Trecho do documento:
65.3

A industrialização francesa e os efeitos no futebol do país

Para quem olha pela primeira vez e compara com outros países da Europa, o mapa do futebol francês pode parecer estranho. Quando se pensa na concentração de equipes e títulos nas grandes capitais, ver o PSG como o único time de Paris na primeira divisão, tendo vencido apenas 4 vezes o título nacional, sendo que os últimos dois depois da chegada dos petrodólares, não combina com outros países europeus. Pode-se argumentar que Manchester e Liverpool não são as capitais da Inglaterra, mas possuem grandes times e concentram um grande número de títulos do campeonato inglês, mas então como explicar que Saint-Étienne é o clube que mais vezes ganhou o campeonato francês? A resposta passa um pouco pelo exemplo dado anteriormente, pois Manchester e Liverpool são duas cidades com alto nível de industrialização e concentração urbana.

A geografia do futebol francês reflete o processo de industrialização do país. Na França, não houve grandes cidades industriais como havia em meados do século XIX na Inglaterra. Assim, assistir, viver e falar sobre o futebol não era algo tão comum e um passatempo obrigatório passado por gerações. A industrialização foi pontual na região de Lille; Nordeste (Strasbourg, Alsácia…); centro e sudeste (St-Étienne, Lyon e região); ao redor de Marselha; e região de Paris. Foi um processo mais gradual, ao invés de mudar a balança de poder tão rapidamente entre campo e cidade. Nos anos 30, um terço da população ativa ainda estava empregada no setor primário, e o êxodo rural só foi acontecer com mais intensidade no pós-guerra, e só foi acompanhado de um crescimento econômico nos anos 70. Em relação a sua organização, ao invés de grandes concertações industriais, o modelo francês se baseava em “cidades-indústria”, muitas de organizações familiar, em que uma indústria dominava a mão-de-obra de uma pequena ou média cidade.

Principais clubes de futebol da França. Clique na imagem para ampliar.

Esse modelo de industrialização criou uma forte ligação entre os clubes e as indústrias, e não por acaso aqueles que tiveram maior sucesso foram os com ligação direta a elas. O profissionalismo dos jogadores não era muito avançado, de modo que muitos jogadores estavam ligados às empresas para poder jogar. Além disso, fragmentação do futebol francês em pequenas cidades impediu que grandes massas de torcedores estivessem em torno de um clube. Os clubes mais populares estavam ligados (em seus nomes ou estádios) a essas indústrias, por exemplo, o Sochaux tem fortes ligações a montadora Peugeot e o St-Étienne ao grupo de varejo Casino.

Tarefa proposta 1:
Responda com base no texto sobre a industrialização francesa e o futebol:
(a) Qual clube é apontado como o que mais vezes ganhou o campeonato francês?
(b) Nos anos 30, que parcela da população ativa ainda trabalhava no setor primário?
(c) A que montadora o Sochaux tem fortes ligações?
O texto e os registros não têm relação entre si.

Dados do exercício:
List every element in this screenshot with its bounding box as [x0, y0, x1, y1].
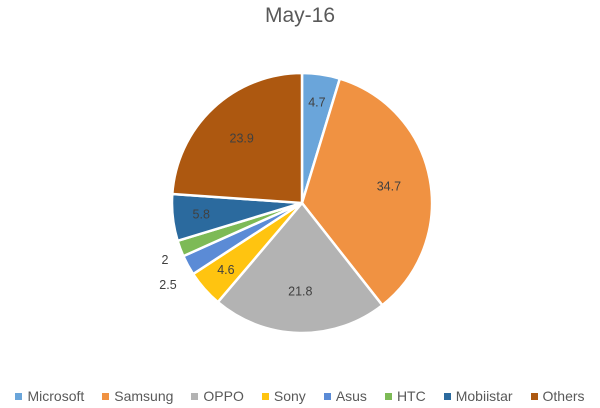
legend-swatch-icon: [384, 392, 392, 400]
legend-item-others: Others: [530, 388, 585, 404]
legend-label: Mobiistar: [455, 388, 513, 404]
data-label-sony: 4.6: [217, 263, 234, 277]
legend-label: Sony: [273, 388, 306, 404]
pie-slices: [170, 71, 434, 335]
data-label-others: 23.9: [230, 131, 254, 145]
data-label-samsung: 34.7: [377, 180, 401, 194]
legend-swatch-icon: [443, 392, 451, 400]
legend-item-mobiistar: Mobiistar: [443, 388, 513, 404]
legend-label: Samsung: [114, 388, 174, 404]
pie-data-labels: 4.7 34.7 21.8 4.6 2.5 2 5.8 23.9: [159, 96, 401, 299]
legend-label: Microsoft: [27, 388, 85, 404]
chart-title: May-16: [264, 4, 336, 27]
legend-swatch-icon: [15, 392, 23, 400]
pie-slice-others: [171, 71, 304, 205]
data-label-mobiistar: 5.8: [193, 207, 210, 221]
legend-item-asus: Asus: [323, 388, 367, 404]
legend-label: HTC: [396, 388, 426, 404]
data-label-asus: 2.5: [159, 278, 176, 292]
legend-item-samsung: Samsung: [102, 388, 173, 404]
data-label-htc: 2: [162, 253, 169, 267]
legend-swatch-icon: [191, 392, 199, 400]
legend-item-oppo: OPPO: [191, 388, 244, 404]
legend-label: OPPO: [203, 388, 244, 404]
legend-label: Asus: [335, 388, 367, 404]
pie-slice-samsung: [300, 77, 434, 307]
legend-swatch-icon: [530, 392, 538, 400]
chart-legend: Microsoft Samsung OPPO Sony Asus HTC Mob…: [0, 386, 600, 406]
pie-chart: 4.7 34.7 21.8 4.6 2.5 2 5.8 23.9: [159, 71, 434, 335]
legend-item-sony: Sony: [261, 388, 306, 404]
legend-swatch-icon: [261, 392, 269, 400]
data-label-oppo: 21.8: [288, 284, 312, 298]
legend-item-htc: HTC: [384, 388, 426, 404]
legend-swatch-icon: [102, 392, 110, 400]
data-label-microsoft: 4.7: [308, 96, 325, 110]
pie-slice-oppo: [216, 201, 384, 335]
legend-item-microsoft: Microsoft: [15, 388, 84, 404]
legend-swatch-icon: [323, 392, 331, 400]
legend-label: Others: [542, 388, 585, 404]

Tarefa proposta 2: Redigite, nos registros, as linhas entre a que contém "legend-swatch-icon: [384, 392, 392, 400]" e a que contém "data-label-mobiistar: 5.8: [193, 207, 210, 221]", ambas incluídas.

Resposta 1:
(a) Saint-Étienne.
(b) Um terço.
(c) Peugeot.

Resposta 2:
legend-swatch-icon: [384, 392, 392, 400]
legend-item-others: Others: [530, 388, 585, 404]
legend-label: Mobiistar: [455, 388, 513, 404]
data-label-sony: 4.6: [217, 263, 234, 277]
legend-label: Sony: [273, 388, 306, 404]
pie-slices: [170, 71, 434, 335]
data-label-others: 23.9: [230, 131, 254, 145]
data-label-samsung: 34.7: [377, 180, 401, 194]
legend-swatch-icon: [443, 392, 451, 400]
legend-item-mobiistar: Mobiistar: [443, 388, 513, 404]
legend-label: Samsung: [114, 388, 174, 404]
pie-data-labels: 4.7 34.7 21.8 4.6 2.5 2 5.8 23.9: [159, 96, 401, 299]
legend-label: Microsoft: [27, 388, 85, 404]
chart-title: May-16: [264, 4, 336, 27]
legend-swatch-icon: [15, 392, 23, 400]
pie-slice-others: [171, 71, 304, 205]
data-label-mobiistar: 5.8: [193, 207, 210, 221]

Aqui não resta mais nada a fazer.